WRITTEN REQUEST
Write the data out again, exactly as given.

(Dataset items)

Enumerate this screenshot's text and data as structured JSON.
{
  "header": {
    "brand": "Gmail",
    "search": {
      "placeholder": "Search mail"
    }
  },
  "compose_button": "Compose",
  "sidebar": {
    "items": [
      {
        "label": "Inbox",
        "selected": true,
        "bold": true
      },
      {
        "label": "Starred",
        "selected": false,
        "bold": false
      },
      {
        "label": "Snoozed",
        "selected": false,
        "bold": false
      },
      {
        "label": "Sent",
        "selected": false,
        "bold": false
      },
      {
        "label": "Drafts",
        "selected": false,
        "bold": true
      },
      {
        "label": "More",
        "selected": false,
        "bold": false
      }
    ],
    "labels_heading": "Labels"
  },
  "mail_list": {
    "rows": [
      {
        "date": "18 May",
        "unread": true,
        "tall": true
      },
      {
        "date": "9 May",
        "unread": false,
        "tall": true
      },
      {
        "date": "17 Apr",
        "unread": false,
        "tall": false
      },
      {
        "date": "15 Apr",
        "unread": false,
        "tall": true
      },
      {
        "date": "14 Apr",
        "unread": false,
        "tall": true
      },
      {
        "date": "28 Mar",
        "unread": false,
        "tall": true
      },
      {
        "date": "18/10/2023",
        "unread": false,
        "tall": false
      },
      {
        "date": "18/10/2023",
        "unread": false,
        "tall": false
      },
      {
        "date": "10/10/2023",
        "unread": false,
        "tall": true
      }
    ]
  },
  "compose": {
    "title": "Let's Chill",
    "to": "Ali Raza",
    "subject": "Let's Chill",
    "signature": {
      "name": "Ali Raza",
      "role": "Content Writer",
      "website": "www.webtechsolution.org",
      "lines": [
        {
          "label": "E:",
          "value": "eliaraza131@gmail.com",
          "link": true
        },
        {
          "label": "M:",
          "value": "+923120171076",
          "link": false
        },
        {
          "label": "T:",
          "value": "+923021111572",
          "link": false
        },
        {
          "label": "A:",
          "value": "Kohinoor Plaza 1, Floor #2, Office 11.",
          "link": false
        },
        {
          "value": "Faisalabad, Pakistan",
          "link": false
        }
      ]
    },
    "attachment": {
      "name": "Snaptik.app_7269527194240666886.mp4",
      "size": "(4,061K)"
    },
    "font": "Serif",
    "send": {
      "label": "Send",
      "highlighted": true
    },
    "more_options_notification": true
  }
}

WRITTEN SOLUTION
Enumerate this screenshot's text and data as structured JSON.
{
  "header": {
    "brand": "Gmail",
    "search": {
      "placeholder": "Search mail"
    }
  },
  "compose_button": "Compose",
  "sidebar": {
    "items": [
      {
        "label": "Inbox",
        "selected": true,
        "bold": true
      },
      {
        "label": "Starred",
        "selected": false,
        "bold": false
      },
      {
        "label": "Snoozed",
        "selected": false,
        "bold": false
      },
      {
        "label": "Sent",
        "selected": false,
        "bold": false
      },
      {
        "label": "Drafts",
        "selected": false,
        "bold": true
      },
      {
        "label": "More",
        "selected": false,
        "bold": false
      }
    ],
    "labels_heading": "Labels"
  },
  "mail_list": {
    "rows": [
      {
        "date": "18 May",
        "unread": true,
        "tall": true
      },
      {
        "date": "9 May",
        "unread": false,
        "tall": true
      },
      {
        "date": "17 Apr",
        "unread": false,
        "tall": false
      },
      {
        "date": "15 Apr",
        "unread": false,
        "tall": true
      },
      {
        "date": "14 Apr",
        "unread": false,
        "tall": true
      },
      {
        "date": "28 Mar",
        "unread": false,
        "tall": true
      },
      {
        "date": "18/10/2023",
        "unread": false,
        "tall": false
      },
      {
        "date": "18/10/2023",
        "unread": false,
        "tall": false
      },
      {
        "date": "10/10/2023",
        "unread": false,
        "tall": true
      }
    ]
  },
  "compose": {
    "title": "Let's Chill",
    "to": "Ali Raza",
    "subject": "Let's Chill",
    "signature": {
      "name": "Ali Raza",
      "role": "Content Writer",
      "website": "www.webtechsolution.org",
      "lines": [
        {
          "label": "E:",
          "value": "eliaraza131@gmail.com",
          "link": true
        },
        {
          "label": "M:",
          "value": "+923120171076",
          "link": false
        },
        {
          "label": "T:",
          "value": "+923021111572",
          "link": false
        },
        {
          "label": "A:",
          "value": "Kohinoor Plaza 1, Floor #2, Office 11.",
          "link": false
        },
        {
          "value": "Faisalabad, Pakistan",
          "link": false
        }
      ]
    },
    "attachment": {
      "name": "Snaptik.app_7269527194240666886.mp4",
      "size": "(4,061K)"
    },
    "font": "Serif",
    "send": {
      "label": "Send",
      "highlighted": true
    },
    "more_options_notification": true
  }
}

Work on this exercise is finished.